Begin

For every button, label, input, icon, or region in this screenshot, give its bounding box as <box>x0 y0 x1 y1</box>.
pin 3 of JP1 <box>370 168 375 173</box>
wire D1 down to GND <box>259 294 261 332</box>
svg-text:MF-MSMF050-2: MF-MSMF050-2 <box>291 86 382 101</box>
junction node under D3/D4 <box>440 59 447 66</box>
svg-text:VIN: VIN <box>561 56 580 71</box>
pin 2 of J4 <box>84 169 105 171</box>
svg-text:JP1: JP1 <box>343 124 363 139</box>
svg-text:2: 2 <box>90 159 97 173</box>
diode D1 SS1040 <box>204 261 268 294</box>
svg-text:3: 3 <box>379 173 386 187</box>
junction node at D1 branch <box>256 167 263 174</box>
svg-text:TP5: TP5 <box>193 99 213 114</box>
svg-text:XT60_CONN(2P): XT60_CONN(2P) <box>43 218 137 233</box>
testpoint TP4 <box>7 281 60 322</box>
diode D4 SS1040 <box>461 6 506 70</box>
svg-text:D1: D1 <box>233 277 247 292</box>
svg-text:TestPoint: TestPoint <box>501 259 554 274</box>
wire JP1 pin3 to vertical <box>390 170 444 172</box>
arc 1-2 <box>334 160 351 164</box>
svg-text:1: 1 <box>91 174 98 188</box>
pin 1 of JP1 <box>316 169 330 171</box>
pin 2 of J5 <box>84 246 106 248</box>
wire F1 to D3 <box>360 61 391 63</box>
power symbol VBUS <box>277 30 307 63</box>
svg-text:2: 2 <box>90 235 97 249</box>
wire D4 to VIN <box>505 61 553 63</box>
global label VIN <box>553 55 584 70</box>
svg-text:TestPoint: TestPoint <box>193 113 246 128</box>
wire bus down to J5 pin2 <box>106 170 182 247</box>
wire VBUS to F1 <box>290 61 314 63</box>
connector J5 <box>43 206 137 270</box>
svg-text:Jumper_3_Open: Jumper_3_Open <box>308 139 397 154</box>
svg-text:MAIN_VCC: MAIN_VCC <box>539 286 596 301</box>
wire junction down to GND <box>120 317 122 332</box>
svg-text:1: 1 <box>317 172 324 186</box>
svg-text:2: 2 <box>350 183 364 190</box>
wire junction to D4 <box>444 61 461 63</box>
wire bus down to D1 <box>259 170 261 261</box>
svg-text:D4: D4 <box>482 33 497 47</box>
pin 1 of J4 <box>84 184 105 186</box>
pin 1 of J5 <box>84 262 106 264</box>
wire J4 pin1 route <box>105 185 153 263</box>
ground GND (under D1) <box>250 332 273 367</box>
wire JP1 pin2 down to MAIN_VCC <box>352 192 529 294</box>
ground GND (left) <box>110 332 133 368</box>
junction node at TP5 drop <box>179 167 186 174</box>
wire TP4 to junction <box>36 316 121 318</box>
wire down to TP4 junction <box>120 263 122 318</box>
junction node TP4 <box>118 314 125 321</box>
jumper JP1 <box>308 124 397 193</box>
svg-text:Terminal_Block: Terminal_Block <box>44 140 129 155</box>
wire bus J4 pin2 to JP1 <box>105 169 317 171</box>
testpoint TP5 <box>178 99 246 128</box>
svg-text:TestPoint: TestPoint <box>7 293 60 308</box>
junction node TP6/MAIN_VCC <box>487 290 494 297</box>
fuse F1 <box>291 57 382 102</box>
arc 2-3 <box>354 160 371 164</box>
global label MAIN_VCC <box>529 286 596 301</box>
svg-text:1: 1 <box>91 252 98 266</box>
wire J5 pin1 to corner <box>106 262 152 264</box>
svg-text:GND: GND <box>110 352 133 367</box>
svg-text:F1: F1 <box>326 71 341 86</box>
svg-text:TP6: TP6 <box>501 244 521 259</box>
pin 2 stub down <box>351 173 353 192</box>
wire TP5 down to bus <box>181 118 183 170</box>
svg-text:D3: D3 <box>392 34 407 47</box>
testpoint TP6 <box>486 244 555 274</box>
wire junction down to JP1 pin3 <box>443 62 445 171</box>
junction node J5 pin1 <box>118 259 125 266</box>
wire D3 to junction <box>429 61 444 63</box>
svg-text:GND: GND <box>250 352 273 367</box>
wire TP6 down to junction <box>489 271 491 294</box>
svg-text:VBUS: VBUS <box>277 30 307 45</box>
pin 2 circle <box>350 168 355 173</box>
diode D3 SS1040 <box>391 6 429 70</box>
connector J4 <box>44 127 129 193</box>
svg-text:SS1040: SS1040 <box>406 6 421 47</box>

End

▶ STATED PROBLEM
Reproduce every entry above, line for line, with no changes to any character.

▶ COMPLETE ANSWER
For every button, label, input, icon, or region in this screenshot, give its bounding box as <box>x0 y0 x1 y1</box>.
pin 3 of JP1 <box>370 168 375 173</box>
wire D1 down to GND <box>259 294 261 332</box>
svg-text:MF-MSMF050-2: MF-MSMF050-2 <box>291 86 382 101</box>
junction node under D3/D4 <box>440 59 447 66</box>
svg-text:VIN: VIN <box>561 56 580 71</box>
pin 2 of J4 <box>84 169 105 171</box>
svg-text:JP1: JP1 <box>343 124 363 139</box>
svg-text:2: 2 <box>90 159 97 173</box>
diode D1 SS1040 <box>204 261 268 294</box>
svg-text:3: 3 <box>379 173 386 187</box>
junction node at D1 branch <box>256 167 263 174</box>
svg-text:TP5: TP5 <box>193 99 213 114</box>
svg-text:XT60_CONN(2P): XT60_CONN(2P) <box>43 218 137 233</box>
testpoint TP4 <box>7 281 60 322</box>
diode D4 SS1040 <box>461 6 506 70</box>
svg-text:D1: D1 <box>233 277 247 292</box>
svg-text:TestPoint: TestPoint <box>501 259 554 274</box>
wire JP1 pin3 to vertical <box>390 170 444 172</box>
arc 1-2 <box>334 160 351 164</box>
svg-text:1: 1 <box>91 174 98 188</box>
pin 1 of JP1 <box>316 169 330 171</box>
pin 2 of J5 <box>84 246 106 248</box>
wire F1 to D3 <box>360 61 391 63</box>
power symbol VBUS <box>277 30 307 63</box>
svg-text:2: 2 <box>90 235 97 249</box>
wire D4 to VIN <box>505 61 553 63</box>
global label VIN <box>553 55 584 70</box>
svg-text:TestPoint: TestPoint <box>193 113 246 128</box>
wire bus down to J5 pin2 <box>106 170 182 247</box>
wire VBUS to F1 <box>290 61 314 63</box>
connector J5 <box>43 206 137 270</box>
svg-text:Jumper_3_Open: Jumper_3_Open <box>308 139 397 154</box>
svg-text:MAIN_VCC: MAIN_VCC <box>539 286 596 301</box>
wire junction down to GND <box>120 317 122 332</box>
svg-text:1: 1 <box>317 172 324 186</box>
svg-text:2: 2 <box>350 183 364 190</box>
wire junction to D4 <box>444 61 461 63</box>
wire bus down to D1 <box>259 170 261 261</box>
svg-text:D4: D4 <box>482 33 497 47</box>
pin 1 of J4 <box>84 184 105 186</box>
pin 1 of J5 <box>84 262 106 264</box>
wire J4 pin1 route <box>105 185 153 263</box>
ground GND (under D1) <box>250 332 273 367</box>
wire JP1 pin2 down to MAIN_VCC <box>352 192 529 294</box>
ground GND (left) <box>110 332 133 368</box>
junction node at TP5 drop <box>179 167 186 174</box>
wire TP4 to junction <box>36 316 121 318</box>
wire down to TP4 junction <box>120 263 122 318</box>
junction node TP4 <box>118 314 125 321</box>
jumper JP1 <box>308 124 397 193</box>
svg-text:Terminal_Block: Terminal_Block <box>44 140 129 155</box>
wire bus J4 pin2 to JP1 <box>105 169 317 171</box>
testpoint TP5 <box>178 99 246 128</box>
svg-text:TestPoint: TestPoint <box>7 293 60 308</box>
junction node TP6/MAIN_VCC <box>487 290 494 297</box>
fuse F1 <box>291 57 382 102</box>
arc 2-3 <box>354 160 371 164</box>
global label MAIN_VCC <box>529 286 596 301</box>
svg-text:1: 1 <box>91 252 98 266</box>
wire J5 pin1 to corner <box>106 262 152 264</box>
svg-text:GND: GND <box>110 352 133 367</box>
svg-text:F1: F1 <box>326 71 341 86</box>
svg-text:TP6: TP6 <box>501 244 521 259</box>
pin 2 stub down <box>351 173 353 192</box>
wire TP5 down to bus <box>181 118 183 170</box>
svg-text:D3: D3 <box>392 34 407 47</box>
testpoint TP6 <box>486 244 555 274</box>
wire junction down to JP1 pin3 <box>443 62 445 171</box>
junction node J5 pin1 <box>118 259 125 266</box>
wire D3 to junction <box>429 61 444 63</box>
svg-text:GND: GND <box>250 352 273 367</box>
wire TP6 down to junction <box>489 271 491 294</box>
svg-text:VBUS: VBUS <box>277 30 307 45</box>
pin 2 circle <box>350 168 355 173</box>
diode D3 SS1040 <box>391 6 429 70</box>
connector J4 <box>44 127 129 193</box>
svg-text:SS1040: SS1040 <box>406 6 421 47</box>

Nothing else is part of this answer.